_Dataset extract_:
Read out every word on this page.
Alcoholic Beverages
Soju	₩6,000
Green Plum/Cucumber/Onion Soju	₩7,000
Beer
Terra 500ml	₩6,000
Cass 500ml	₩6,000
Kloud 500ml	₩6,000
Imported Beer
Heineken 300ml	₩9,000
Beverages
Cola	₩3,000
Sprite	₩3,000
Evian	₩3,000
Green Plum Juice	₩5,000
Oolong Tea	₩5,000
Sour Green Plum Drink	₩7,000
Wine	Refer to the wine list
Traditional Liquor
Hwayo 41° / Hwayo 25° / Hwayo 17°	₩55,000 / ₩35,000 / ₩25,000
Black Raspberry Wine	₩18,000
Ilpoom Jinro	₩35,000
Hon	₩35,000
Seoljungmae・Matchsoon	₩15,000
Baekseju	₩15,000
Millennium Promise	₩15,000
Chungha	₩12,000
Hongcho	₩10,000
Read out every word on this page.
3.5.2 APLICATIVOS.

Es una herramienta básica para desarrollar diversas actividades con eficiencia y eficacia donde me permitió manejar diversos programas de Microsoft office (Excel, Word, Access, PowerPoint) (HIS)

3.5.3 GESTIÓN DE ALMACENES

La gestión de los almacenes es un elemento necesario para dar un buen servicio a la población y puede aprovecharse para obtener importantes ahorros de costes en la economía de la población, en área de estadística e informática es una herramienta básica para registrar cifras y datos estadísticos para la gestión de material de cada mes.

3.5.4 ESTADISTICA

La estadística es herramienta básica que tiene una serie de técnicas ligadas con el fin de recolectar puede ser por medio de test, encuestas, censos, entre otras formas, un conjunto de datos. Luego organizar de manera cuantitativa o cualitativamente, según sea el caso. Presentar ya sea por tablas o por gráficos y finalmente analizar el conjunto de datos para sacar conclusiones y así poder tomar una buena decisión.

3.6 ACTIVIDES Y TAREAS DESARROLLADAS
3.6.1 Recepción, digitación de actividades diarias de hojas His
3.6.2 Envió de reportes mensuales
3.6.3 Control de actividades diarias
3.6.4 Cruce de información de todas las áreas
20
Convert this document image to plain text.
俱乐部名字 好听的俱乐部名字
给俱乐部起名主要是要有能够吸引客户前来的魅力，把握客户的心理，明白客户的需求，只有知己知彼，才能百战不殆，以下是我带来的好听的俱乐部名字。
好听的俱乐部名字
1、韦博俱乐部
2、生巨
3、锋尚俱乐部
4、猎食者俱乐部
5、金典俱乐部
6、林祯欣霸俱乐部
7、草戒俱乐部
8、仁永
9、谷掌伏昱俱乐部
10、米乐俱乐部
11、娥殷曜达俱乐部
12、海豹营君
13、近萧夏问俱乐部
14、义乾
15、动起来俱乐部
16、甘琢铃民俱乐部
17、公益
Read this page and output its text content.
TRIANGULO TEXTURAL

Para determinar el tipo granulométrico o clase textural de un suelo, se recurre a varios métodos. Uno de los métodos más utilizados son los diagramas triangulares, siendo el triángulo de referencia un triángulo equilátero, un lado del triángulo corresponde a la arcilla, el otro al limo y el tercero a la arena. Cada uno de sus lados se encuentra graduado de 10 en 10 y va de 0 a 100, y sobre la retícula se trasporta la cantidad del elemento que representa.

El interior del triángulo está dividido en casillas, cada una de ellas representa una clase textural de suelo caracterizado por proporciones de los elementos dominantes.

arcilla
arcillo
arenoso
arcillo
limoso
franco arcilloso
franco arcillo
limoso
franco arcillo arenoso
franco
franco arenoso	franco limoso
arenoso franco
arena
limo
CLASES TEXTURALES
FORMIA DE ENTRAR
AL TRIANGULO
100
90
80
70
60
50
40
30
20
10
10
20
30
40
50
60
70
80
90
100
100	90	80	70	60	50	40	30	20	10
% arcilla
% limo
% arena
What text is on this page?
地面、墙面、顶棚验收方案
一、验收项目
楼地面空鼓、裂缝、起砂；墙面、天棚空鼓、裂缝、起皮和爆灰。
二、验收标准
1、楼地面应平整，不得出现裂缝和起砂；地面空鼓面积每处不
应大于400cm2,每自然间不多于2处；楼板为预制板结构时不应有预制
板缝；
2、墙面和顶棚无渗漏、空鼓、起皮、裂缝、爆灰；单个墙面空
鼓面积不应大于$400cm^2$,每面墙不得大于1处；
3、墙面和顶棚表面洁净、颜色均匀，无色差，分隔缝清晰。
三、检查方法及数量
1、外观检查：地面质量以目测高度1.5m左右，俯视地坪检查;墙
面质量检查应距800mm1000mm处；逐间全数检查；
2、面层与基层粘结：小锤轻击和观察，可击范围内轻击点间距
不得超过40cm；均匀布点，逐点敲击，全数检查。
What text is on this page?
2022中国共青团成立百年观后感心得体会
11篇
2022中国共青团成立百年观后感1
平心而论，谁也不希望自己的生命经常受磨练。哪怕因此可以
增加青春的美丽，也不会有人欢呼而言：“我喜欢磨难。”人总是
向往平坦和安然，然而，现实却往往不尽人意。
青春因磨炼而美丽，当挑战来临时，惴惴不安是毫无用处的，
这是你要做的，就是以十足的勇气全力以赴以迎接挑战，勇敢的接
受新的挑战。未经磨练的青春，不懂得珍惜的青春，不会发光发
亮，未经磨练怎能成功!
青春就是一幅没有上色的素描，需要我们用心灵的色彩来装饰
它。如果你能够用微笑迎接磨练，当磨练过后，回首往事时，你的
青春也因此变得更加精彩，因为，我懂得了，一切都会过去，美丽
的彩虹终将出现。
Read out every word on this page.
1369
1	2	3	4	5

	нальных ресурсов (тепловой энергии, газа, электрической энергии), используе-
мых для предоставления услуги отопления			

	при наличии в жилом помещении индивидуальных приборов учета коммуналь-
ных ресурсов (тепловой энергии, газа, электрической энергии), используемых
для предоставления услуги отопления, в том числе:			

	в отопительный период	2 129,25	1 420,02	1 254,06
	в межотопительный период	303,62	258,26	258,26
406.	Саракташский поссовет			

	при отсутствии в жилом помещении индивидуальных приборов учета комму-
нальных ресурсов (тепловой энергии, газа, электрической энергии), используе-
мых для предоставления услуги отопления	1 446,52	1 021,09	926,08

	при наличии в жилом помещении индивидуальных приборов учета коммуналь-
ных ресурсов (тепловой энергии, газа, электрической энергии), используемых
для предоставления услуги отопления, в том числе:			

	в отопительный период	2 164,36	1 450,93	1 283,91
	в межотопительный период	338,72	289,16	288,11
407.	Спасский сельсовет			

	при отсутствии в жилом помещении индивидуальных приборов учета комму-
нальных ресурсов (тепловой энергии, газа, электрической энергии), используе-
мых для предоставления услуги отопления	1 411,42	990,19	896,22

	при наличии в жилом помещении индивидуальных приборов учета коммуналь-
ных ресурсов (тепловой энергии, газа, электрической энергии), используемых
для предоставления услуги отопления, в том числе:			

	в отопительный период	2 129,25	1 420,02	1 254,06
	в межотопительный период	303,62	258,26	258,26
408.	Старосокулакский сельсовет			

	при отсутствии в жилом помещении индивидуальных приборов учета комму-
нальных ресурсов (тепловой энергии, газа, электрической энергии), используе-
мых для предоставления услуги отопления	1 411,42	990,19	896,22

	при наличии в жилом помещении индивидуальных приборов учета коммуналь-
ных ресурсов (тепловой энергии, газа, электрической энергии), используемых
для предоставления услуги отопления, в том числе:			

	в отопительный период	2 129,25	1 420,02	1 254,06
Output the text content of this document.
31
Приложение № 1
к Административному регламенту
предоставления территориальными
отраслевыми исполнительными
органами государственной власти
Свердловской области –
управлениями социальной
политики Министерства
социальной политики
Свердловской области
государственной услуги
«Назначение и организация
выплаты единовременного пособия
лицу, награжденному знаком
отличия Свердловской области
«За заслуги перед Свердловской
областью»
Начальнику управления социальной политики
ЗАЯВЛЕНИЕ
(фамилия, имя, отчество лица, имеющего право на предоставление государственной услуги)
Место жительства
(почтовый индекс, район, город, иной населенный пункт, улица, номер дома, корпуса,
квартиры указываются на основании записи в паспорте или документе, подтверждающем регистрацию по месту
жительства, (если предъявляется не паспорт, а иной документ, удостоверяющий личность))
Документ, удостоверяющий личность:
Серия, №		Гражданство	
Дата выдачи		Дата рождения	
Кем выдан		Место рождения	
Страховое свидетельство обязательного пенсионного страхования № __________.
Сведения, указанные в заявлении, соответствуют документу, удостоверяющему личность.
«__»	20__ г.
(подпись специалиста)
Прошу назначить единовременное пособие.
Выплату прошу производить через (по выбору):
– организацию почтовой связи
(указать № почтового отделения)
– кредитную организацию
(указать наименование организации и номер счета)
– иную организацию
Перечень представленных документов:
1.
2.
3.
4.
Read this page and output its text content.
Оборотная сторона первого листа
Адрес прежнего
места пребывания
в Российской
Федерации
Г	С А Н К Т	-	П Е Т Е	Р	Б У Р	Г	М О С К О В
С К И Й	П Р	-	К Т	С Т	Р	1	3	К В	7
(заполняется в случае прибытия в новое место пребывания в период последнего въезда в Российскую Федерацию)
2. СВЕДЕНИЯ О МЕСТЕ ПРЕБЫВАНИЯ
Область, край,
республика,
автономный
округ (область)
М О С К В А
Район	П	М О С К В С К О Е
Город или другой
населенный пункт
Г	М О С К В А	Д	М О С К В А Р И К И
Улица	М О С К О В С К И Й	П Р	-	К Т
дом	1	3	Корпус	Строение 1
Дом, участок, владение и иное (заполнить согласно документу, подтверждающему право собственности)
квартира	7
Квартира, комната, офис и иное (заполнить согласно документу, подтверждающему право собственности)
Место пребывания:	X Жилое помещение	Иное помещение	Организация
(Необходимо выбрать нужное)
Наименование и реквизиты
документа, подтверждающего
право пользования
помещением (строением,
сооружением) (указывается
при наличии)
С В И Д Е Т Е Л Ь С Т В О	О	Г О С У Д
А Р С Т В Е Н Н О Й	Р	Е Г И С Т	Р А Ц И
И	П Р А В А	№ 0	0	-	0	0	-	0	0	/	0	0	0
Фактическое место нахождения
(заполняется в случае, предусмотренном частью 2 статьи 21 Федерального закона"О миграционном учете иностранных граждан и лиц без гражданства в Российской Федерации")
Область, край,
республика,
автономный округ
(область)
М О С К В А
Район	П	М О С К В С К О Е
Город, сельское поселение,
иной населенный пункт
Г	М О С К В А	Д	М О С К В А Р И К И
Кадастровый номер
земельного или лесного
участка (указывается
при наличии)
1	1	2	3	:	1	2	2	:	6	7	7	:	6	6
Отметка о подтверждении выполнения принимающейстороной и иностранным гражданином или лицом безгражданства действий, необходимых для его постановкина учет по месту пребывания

_Given problem_:
Tally the lines above containing "arenoso". Answer with the count only.

_Written answer_:
4